**Exercise details**
Collect the lines of the entries where "cities" shows up.

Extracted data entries
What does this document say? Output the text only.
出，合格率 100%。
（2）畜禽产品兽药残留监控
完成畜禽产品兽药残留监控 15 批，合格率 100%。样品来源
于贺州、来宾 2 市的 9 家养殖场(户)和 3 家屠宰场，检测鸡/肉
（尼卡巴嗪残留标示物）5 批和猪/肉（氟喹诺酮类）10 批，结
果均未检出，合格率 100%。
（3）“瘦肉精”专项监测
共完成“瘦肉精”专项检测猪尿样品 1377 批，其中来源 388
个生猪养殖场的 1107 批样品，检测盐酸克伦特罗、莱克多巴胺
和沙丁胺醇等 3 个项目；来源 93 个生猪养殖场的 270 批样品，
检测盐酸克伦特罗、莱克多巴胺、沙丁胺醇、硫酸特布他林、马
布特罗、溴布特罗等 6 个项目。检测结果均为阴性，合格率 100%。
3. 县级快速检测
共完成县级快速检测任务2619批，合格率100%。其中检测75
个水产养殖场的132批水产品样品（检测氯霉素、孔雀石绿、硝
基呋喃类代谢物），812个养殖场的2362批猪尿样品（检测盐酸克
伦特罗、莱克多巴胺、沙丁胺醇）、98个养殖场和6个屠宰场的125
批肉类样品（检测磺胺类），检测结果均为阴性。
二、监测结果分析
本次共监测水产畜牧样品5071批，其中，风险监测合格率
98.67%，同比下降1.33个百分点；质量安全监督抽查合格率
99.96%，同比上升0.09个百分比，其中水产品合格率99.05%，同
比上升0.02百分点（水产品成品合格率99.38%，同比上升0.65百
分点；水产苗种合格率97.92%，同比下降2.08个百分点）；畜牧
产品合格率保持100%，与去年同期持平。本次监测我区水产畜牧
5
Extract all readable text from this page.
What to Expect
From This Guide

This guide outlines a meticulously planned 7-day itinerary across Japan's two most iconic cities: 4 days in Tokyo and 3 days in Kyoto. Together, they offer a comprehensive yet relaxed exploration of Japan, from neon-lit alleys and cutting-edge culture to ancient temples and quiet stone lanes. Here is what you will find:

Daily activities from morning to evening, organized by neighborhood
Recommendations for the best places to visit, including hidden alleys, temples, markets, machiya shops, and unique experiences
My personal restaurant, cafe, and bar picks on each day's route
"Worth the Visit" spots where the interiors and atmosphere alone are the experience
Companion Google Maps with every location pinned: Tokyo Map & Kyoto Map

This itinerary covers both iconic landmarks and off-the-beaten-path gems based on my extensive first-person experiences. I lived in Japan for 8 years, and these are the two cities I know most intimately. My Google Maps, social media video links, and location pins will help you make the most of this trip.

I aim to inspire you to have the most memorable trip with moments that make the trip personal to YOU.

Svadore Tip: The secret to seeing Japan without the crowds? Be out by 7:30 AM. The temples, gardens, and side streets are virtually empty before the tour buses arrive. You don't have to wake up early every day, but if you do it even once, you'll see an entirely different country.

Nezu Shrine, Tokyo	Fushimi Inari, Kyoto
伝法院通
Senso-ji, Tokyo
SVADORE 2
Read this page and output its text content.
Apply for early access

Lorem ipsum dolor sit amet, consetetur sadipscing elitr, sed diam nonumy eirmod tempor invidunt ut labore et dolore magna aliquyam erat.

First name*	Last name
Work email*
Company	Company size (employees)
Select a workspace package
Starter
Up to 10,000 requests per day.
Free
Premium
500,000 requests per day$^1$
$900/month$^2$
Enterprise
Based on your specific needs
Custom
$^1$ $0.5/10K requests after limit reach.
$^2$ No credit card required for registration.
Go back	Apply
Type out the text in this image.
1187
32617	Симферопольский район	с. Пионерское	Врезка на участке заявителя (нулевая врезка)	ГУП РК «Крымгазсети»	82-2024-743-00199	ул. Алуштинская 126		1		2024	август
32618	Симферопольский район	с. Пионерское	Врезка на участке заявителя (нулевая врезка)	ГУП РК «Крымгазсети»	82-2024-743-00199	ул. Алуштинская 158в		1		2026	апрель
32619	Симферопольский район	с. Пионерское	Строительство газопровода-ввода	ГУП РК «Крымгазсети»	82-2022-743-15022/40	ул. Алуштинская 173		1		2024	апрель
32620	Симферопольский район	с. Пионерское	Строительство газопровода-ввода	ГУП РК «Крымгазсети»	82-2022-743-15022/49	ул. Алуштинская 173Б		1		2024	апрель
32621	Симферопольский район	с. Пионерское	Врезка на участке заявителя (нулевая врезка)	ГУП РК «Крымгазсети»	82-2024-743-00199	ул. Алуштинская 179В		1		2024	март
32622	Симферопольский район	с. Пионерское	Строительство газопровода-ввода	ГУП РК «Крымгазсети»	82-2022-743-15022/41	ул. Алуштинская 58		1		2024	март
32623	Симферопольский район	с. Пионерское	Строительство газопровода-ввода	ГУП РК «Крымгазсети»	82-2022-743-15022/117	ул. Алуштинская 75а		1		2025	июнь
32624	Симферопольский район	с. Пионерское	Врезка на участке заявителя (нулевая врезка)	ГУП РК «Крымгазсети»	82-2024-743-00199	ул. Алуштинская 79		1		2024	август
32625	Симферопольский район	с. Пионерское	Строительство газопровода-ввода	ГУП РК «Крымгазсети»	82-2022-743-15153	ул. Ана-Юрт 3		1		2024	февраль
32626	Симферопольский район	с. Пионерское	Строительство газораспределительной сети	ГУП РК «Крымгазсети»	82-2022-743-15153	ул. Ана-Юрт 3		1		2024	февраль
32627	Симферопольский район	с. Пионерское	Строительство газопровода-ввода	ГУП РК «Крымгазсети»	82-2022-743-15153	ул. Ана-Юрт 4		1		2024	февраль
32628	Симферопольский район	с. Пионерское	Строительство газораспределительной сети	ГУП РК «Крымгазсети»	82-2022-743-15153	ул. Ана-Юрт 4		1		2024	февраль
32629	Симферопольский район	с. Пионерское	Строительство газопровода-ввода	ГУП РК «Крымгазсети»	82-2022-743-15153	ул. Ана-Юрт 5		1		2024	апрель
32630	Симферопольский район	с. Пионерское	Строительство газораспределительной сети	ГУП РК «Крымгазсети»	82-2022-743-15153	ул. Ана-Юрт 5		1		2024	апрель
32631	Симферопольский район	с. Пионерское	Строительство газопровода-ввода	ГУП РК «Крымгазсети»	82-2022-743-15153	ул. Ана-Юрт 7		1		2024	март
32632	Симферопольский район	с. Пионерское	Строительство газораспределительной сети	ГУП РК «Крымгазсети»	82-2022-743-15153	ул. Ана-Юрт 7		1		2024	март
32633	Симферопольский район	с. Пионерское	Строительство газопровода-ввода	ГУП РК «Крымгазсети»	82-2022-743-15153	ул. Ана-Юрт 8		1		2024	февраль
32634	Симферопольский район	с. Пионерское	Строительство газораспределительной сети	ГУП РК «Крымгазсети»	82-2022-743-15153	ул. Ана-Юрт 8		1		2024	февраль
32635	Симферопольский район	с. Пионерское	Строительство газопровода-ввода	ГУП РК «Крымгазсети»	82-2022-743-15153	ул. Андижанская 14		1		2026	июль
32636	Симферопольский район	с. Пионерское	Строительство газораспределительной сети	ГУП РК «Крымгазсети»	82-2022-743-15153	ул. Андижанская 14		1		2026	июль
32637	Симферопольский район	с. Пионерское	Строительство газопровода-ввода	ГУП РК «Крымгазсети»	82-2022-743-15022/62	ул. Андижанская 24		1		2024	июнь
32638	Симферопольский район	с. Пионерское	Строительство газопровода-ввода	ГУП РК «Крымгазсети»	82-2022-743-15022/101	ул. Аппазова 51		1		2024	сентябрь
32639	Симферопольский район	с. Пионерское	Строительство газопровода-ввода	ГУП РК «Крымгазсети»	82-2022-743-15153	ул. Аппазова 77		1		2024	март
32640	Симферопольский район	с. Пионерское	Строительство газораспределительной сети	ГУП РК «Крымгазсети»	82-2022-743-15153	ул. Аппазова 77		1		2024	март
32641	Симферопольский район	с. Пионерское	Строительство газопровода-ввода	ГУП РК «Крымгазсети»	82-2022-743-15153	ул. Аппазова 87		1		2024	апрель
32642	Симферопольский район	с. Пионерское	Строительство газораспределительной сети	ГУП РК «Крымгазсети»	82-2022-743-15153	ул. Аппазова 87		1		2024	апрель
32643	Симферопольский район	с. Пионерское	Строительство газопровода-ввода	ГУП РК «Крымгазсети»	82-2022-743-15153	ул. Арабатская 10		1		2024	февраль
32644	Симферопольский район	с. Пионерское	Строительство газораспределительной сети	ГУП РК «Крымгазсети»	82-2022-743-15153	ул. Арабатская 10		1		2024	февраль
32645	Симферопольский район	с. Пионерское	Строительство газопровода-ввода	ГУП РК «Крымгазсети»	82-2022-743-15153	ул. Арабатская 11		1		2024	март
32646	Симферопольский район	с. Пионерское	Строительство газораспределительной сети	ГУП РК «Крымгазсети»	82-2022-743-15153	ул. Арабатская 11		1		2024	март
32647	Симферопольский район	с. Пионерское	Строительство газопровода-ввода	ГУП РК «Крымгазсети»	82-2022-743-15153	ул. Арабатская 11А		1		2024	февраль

**Correct result**
This guide outlines a meticulously planned 7-day itinerary across Japan's two most iconic cities: 4 days in Tokyo and 3 days in Kyoto. Together, they offer a comprehensive yet relaxed exploration of Japan, from neon-lit alleys and cutting-edge culture to ancient temples and quiet stone lanes. Here is what you will find:
This itinerary covers both iconic landmarks and off-the-beaten-path gems based on my extensive first-person experiences. I lived in Japan for 8 years, and these are the two cities I know most intimately. My Google Maps, social media video links, and location pins will help you make the most of this trip.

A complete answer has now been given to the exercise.